**AIM OF THE TASK**
Copy out every line of the listing below verbatim, with no changes of any kind.

(Element box listing)
┄┄┄┄┄┄┄┄┄┄┄┄┄┄┄┄┄┄┄┄
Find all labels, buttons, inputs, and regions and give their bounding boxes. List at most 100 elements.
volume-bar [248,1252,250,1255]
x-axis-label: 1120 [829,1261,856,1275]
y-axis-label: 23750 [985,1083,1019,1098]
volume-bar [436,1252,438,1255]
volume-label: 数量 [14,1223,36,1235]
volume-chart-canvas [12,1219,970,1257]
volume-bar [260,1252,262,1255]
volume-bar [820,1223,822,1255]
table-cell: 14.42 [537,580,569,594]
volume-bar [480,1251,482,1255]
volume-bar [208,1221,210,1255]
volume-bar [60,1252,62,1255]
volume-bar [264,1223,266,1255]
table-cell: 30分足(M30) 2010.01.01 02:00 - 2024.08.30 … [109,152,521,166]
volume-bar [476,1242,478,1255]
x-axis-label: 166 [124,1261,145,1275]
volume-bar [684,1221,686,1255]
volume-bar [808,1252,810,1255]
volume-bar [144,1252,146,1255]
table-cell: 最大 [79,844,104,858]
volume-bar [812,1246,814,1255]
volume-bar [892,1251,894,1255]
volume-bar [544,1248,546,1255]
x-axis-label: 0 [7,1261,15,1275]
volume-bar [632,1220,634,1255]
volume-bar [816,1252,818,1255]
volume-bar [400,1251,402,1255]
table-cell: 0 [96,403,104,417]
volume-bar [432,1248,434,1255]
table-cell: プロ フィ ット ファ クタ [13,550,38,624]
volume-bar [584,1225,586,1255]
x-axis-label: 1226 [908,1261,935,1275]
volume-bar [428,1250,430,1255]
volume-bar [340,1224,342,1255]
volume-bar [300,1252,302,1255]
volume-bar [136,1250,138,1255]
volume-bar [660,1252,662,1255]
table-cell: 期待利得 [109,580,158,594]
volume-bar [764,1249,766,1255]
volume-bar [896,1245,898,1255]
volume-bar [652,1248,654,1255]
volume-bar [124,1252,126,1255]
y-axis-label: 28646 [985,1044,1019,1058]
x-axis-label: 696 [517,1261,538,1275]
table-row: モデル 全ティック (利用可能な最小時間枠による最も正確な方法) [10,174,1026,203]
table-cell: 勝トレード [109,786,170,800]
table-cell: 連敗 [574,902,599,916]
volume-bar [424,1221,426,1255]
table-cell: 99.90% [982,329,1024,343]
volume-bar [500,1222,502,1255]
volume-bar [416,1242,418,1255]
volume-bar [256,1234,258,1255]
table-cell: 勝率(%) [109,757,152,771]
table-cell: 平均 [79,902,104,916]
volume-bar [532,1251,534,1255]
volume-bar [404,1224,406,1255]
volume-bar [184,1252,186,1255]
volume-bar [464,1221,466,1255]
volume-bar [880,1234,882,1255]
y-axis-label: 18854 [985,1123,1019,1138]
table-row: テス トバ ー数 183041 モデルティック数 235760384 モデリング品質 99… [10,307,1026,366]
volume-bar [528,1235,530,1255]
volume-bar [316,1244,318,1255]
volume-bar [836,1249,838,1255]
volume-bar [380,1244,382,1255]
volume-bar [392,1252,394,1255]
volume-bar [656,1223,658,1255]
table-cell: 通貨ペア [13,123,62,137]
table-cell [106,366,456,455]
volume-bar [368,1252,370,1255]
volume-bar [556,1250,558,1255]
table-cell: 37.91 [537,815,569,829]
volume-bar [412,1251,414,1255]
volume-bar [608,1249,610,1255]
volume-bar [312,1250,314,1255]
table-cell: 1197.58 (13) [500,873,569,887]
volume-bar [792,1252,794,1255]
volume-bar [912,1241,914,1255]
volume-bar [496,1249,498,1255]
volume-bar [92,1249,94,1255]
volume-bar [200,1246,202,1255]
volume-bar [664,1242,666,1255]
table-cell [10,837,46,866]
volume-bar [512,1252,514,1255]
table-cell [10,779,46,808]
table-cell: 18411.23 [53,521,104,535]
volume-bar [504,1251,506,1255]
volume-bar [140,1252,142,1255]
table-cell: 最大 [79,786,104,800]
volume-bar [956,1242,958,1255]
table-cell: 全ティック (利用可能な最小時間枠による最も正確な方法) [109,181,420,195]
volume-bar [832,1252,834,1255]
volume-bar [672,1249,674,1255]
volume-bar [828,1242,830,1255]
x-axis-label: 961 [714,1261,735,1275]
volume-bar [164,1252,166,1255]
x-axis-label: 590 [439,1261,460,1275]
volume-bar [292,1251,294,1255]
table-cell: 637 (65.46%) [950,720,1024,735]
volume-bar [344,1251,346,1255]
┄┄┄┄┄┄┄┄┄┄┄┄┄┄┄┄┄┄┄┄
**REPLY**
Find all labels, buttons, inputs, and regions and give their bounding boxes. List at most 100 elements.
volume-bar [248,1252,250,1255]
x-axis-label: 1120 [829,1261,856,1275]
y-axis-label: 23750 [985,1083,1019,1098]
volume-bar [436,1252,438,1255]
volume-label: 数量 [14,1223,36,1235]
volume-chart-canvas [12,1219,970,1257]
volume-bar [260,1252,262,1255]
volume-bar [820,1223,822,1255]
table-cell: 14.42 [537,580,569,594]
volume-bar [480,1251,482,1255]
volume-bar [208,1221,210,1255]
volume-bar [60,1252,62,1255]
volume-bar [264,1223,266,1255]
table-cell: 30分足(M30) 2010.01.01 02:00 - 2024.08.30 … [109,152,521,166]
volume-bar [476,1242,478,1255]
x-axis-label: 166 [124,1261,145,1275]
volume-bar [684,1221,686,1255]
volume-bar [808,1252,810,1255]
volume-bar [144,1252,146,1255]
table-cell: 最大 [79,844,104,858]
volume-bar [812,1246,814,1255]
volume-bar [892,1251,894,1255]
volume-bar [544,1248,546,1255]
x-axis-label: 0 [7,1261,15,1275]
volume-bar [632,1220,634,1255]
volume-bar [816,1252,818,1255]
volume-bar [400,1251,402,1255]
table-cell: 0 [96,403,104,417]
volume-bar [432,1248,434,1255]
table-cell: プロ フィ ット ファ クタ [13,550,38,624]
volume-bar [584,1225,586,1255]
x-axis-label: 1226 [908,1261,935,1275]
volume-bar [428,1250,430,1255]
volume-bar [340,1224,342,1255]
volume-bar [300,1252,302,1255]
volume-bar [136,1250,138,1255]
volume-bar [660,1252,662,1255]
table-cell: 期待利得 [109,580,158,594]
volume-bar [764,1249,766,1255]
volume-bar [896,1245,898,1255]
volume-bar [652,1248,654,1255]
volume-bar [124,1252,126,1255]
y-axis-label: 28646 [985,1044,1019,1058]
x-axis-label: 696 [517,1261,538,1275]
table-row: モデル 全ティック (利用可能な最小時間枠による最も正確な方法) [10,174,1026,203]
table-cell: 勝トレード [109,786,170,800]
table-cell: 連敗 [574,902,599,916]
volume-bar [424,1221,426,1255]
table-cell: 99.90% [982,329,1024,343]
volume-bar [500,1222,502,1255]
volume-bar [416,1242,418,1255]
volume-bar [256,1234,258,1255]
table-cell: 勝率(%) [109,757,152,771]
table-cell: 平均 [79,902,104,916]
volume-bar [532,1251,534,1255]
volume-bar [404,1224,406,1255]
volume-bar [184,1252,186,1255]
volume-bar [464,1221,466,1255]
volume-bar [880,1234,882,1255]
y-axis-label: 18854 [985,1123,1019,1138]
table-row: テス トバ ー数 183041 モデルティック数 235760384 モデリング品質 99… [10,307,1026,366]
volume-bar [528,1235,530,1255]
volume-bar [316,1244,318,1255]
volume-bar [836,1249,838,1255]
volume-bar [380,1244,382,1255]
volume-bar [392,1252,394,1255]
volume-bar [656,1223,658,1255]
table-cell: 通貨ペア [13,123,62,137]
table-cell [106,366,456,455]
volume-bar [368,1252,370,1255]
volume-bar [556,1250,558,1255]
table-cell: 37.91 [537,815,569,829]
volume-bar [412,1251,414,1255]
volume-bar [608,1249,610,1255]
volume-bar [312,1250,314,1255]
table-cell: 1197.58 (13) [500,873,569,887]
volume-bar [792,1252,794,1255]
volume-bar [912,1241,914,1255]
volume-bar [496,1249,498,1255]
volume-bar [92,1249,94,1255]
volume-bar [200,1246,202,1255]
volume-bar [664,1242,666,1255]
table-cell [10,837,46,866]
volume-bar [512,1252,514,1255]
table-cell [10,779,46,808]
table-cell: 18411.23 [53,521,104,535]
volume-bar [504,1251,506,1255]
volume-bar [140,1252,142,1255]
table-cell: 最大 [79,786,104,800]
volume-bar [956,1242,958,1255]
table-cell: 全ティック (利用可能な最小時間枠による最も正確な方法) [109,181,420,195]
volume-bar [832,1252,834,1255]
volume-bar [672,1249,674,1255]
volume-bar [828,1242,830,1255]
x-axis-label: 961 [714,1261,735,1275]
volume-bar [164,1252,166,1255]
x-axis-label: 590 [439,1261,460,1275]
volume-bar [292,1251,294,1255]
table-cell: 637 (65.46%) [950,720,1024,735]
volume-bar [344,1251,346,1255]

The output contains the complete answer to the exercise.